■ **To be done**
Locate the line containing "Output a JSON" in the material below. Copy that line and all following lines through the end exactly, omitting any pictures.

• • • •

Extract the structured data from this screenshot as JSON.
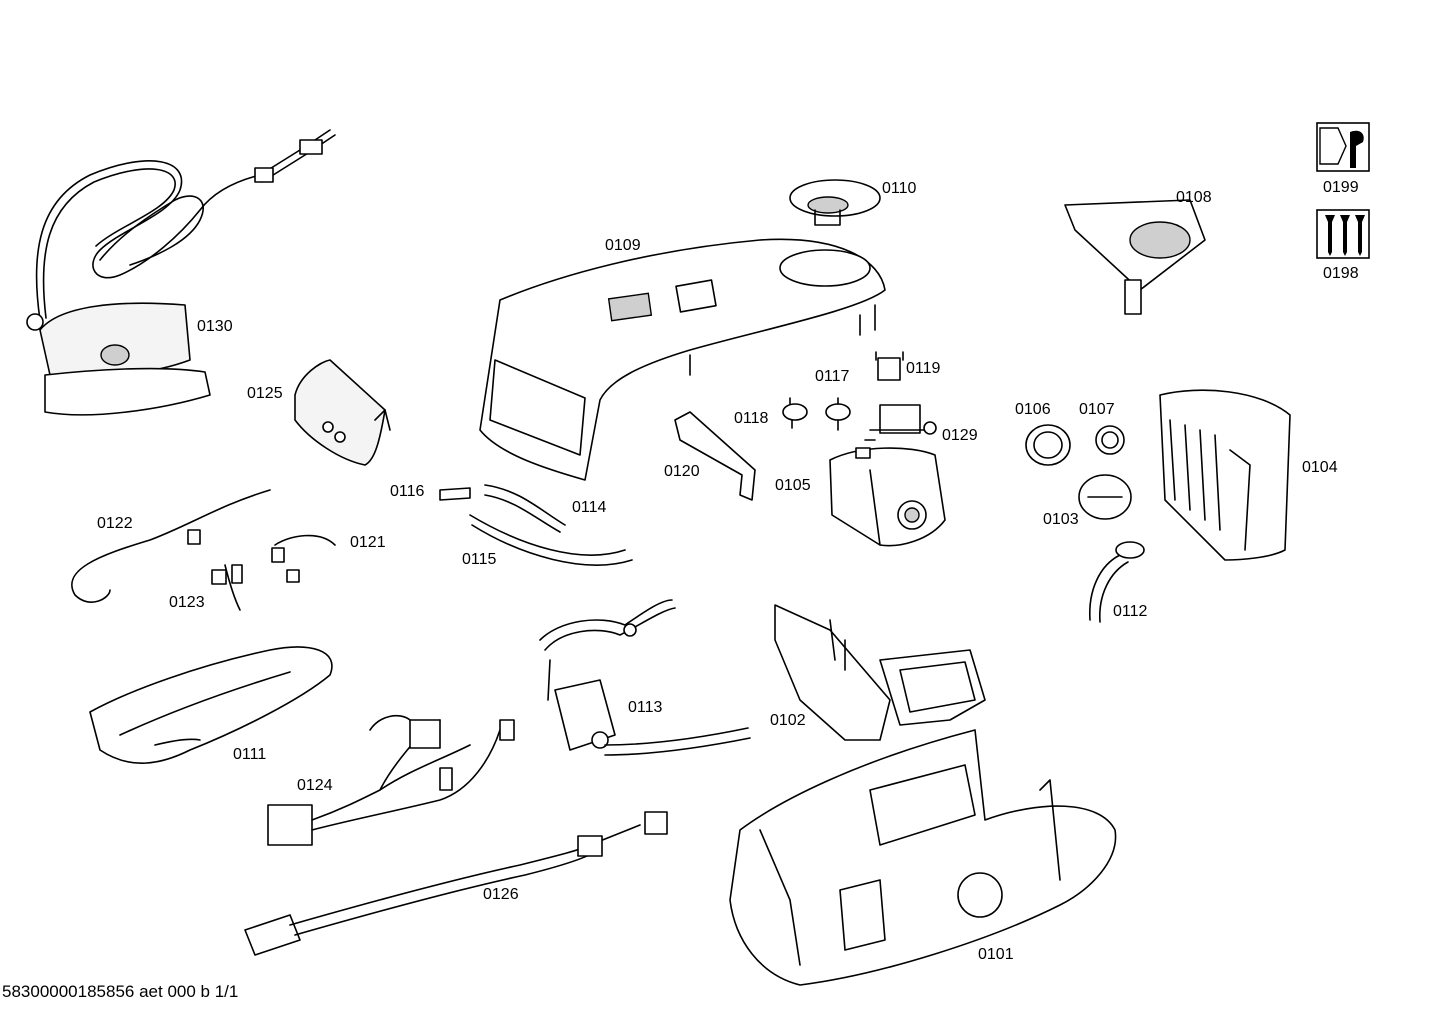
{
  "document_id": "58300000185856 aet 000 b 1/1",
  "parts": [
    {
      "id": "p0101",
      "label": "0101"
    },
    {
      "id": "p0102",
      "label": "0102"
    },
    {
      "id": "p0103",
      "label": "0103"
    },
    {
      "id": "p0104",
      "label": "0104"
    },
    {
      "id": "p0105",
      "label": "0105"
    },
    {
      "id": "p0106",
      "label": "0106"
    },
    {
      "id": "p0107",
      "label": "0107"
    },
    {
      "id": "p0108",
      "label": "0108"
    },
    {
      "id": "p0109",
      "label": "0109"
    },
    {
      "id": "p0110",
      "label": "0110"
    },
    {
      "id": "p0111",
      "label": "0111"
    },
    {
      "id": "p0112",
      "label": "0112"
    },
    {
      "id": "p0113",
      "label": "0113"
    },
    {
      "id": "p0114",
      "label": "0114"
    },
    {
      "id": "p0115",
      "label": "0115"
    },
    {
      "id": "p0116",
      "label": "0116"
    },
    {
      "id": "p0117",
      "label": "0117"
    },
    {
      "id": "p0118",
      "label": "0118"
    },
    {
      "id": "p0119",
      "label": "0119"
    },
    {
      "id": "p0120",
      "label": "0120"
    },
    {
      "id": "p0121",
      "label": "0121"
    },
    {
      "id": "p0122",
      "label": "0122"
    },
    {
      "id": "p0123",
      "label": "0123"
    },
    {
      "id": "p0124",
      "label": "0124"
    },
    {
      "id": "p0125",
      "label": "0125"
    },
    {
      "id": "p0126",
      "label": "0126"
    },
    {
      "id": "p0129",
      "label": "0129"
    },
    {
      "id": "p0130",
      "label": "0130"
    },
    {
      "id": "p0198",
      "label": "0198",
      "icon": "screws-icon"
    },
    {
      "id": "p0199",
      "label": "0199",
      "icon": "wrench-icon"
    }
  ]
}
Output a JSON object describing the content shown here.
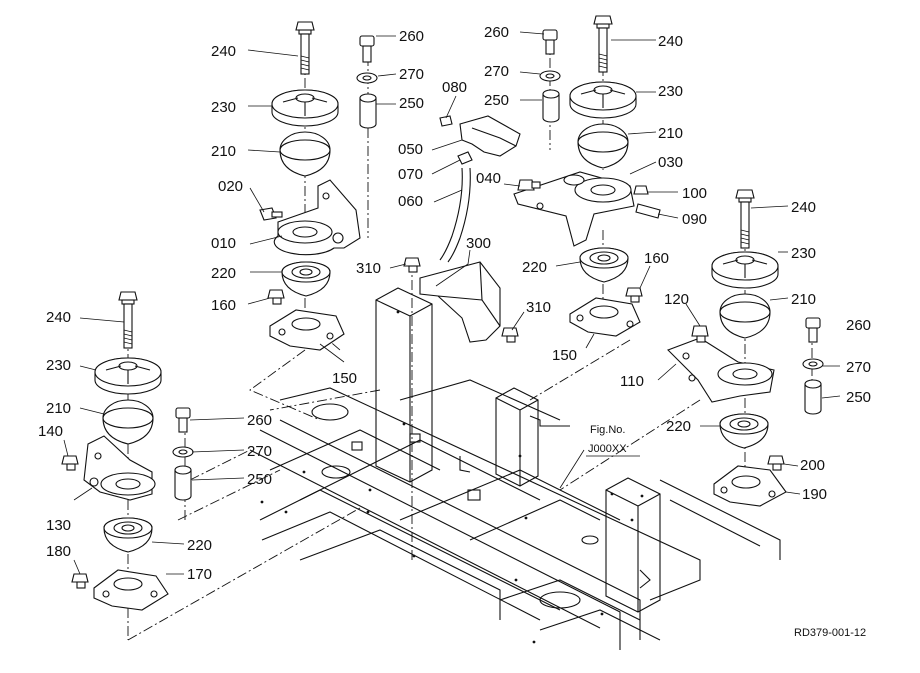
{
  "figure": {
    "fig_no_label": "Fig.No.",
    "fig_no_value": "J000XX",
    "drawing_code": "RD379-001-12"
  },
  "labels": {
    "l240a": "240",
    "l260a": "260",
    "l270a": "270",
    "l250a": "250",
    "l230a": "230",
    "l210a": "210",
    "l020": "020",
    "l010": "010",
    "l220a": "220",
    "l160a": "160",
    "l150a": "150",
    "l080": "080",
    "l050": "050",
    "l070": "070",
    "l060": "060",
    "l260b": "260",
    "l270b": "270",
    "l250b": "250",
    "l240b": "240",
    "l230b": "230",
    "l210b": "210",
    "l030": "030",
    "l040": "040",
    "l100": "100",
    "l090": "090",
    "l300": "300",
    "l310a": "310",
    "l310b": "310",
    "l220b": "220",
    "l160b": "160",
    "l150b": "150",
    "l240c": "240",
    "l230c": "230",
    "l210c": "210",
    "l120": "120",
    "l260c": "260",
    "l270c": "270",
    "l250c": "250",
    "l110": "110",
    "l220c": "220",
    "l200": "200",
    "l190": "190",
    "l240d": "240",
    "l230d": "230",
    "l210d": "210",
    "l140": "140",
    "l260d": "260",
    "l270d": "270",
    "l250d": "250",
    "l130": "130",
    "l220d": "220",
    "l180": "180",
    "l170": "170"
  }
}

• • • •

■ **Finished exercise**
Output a JSON object describing the content shown here.
{
  "figure": {
    "fig_no_label": "Fig.No.",
    "fig_no_value": "J000XX",
    "drawing_code": "RD379-001-12"
  },
  "labels": {
    "l240a": "240",
    "l260a": "260",
    "l270a": "270",
    "l250a": "250",
    "l230a": "230",
    "l210a": "210",
    "l020": "020",
    "l010": "010",
    "l220a": "220",
    "l160a": "160",
    "l150a": "150",
    "l080": "080",
    "l050": "050",
    "l070": "070",
    "l060": "060",
    "l260b": "260",
    "l270b": "270",
    "l250b": "250",
    "l240b": "240",
    "l230b": "230",
    "l210b": "210",
    "l030": "030",
    "l040": "040",
    "l100": "100",
    "l090": "090",
    "l300": "300",
    "l310a": "310",
    "l310b": "310",
    "l220b": "220",
    "l160b": "160",
    "l150b": "150",
    "l240c": "240",
    "l230c": "230",
    "l210c": "210",
    "l120": "120",
    "l260c": "260",
    "l270c": "270",
    "l250c": "250",
    "l110": "110",
    "l220c": "220",
    "l200": "200",
    "l190": "190",
    "l240d": "240",
    "l230d": "230",
    "l210d": "210",
    "l140": "140",
    "l260d": "260",
    "l270d": "270",
    "l250d": "250",
    "l130": "130",
    "l220d": "220",
    "l180": "180",
    "l170": "170"
  }
}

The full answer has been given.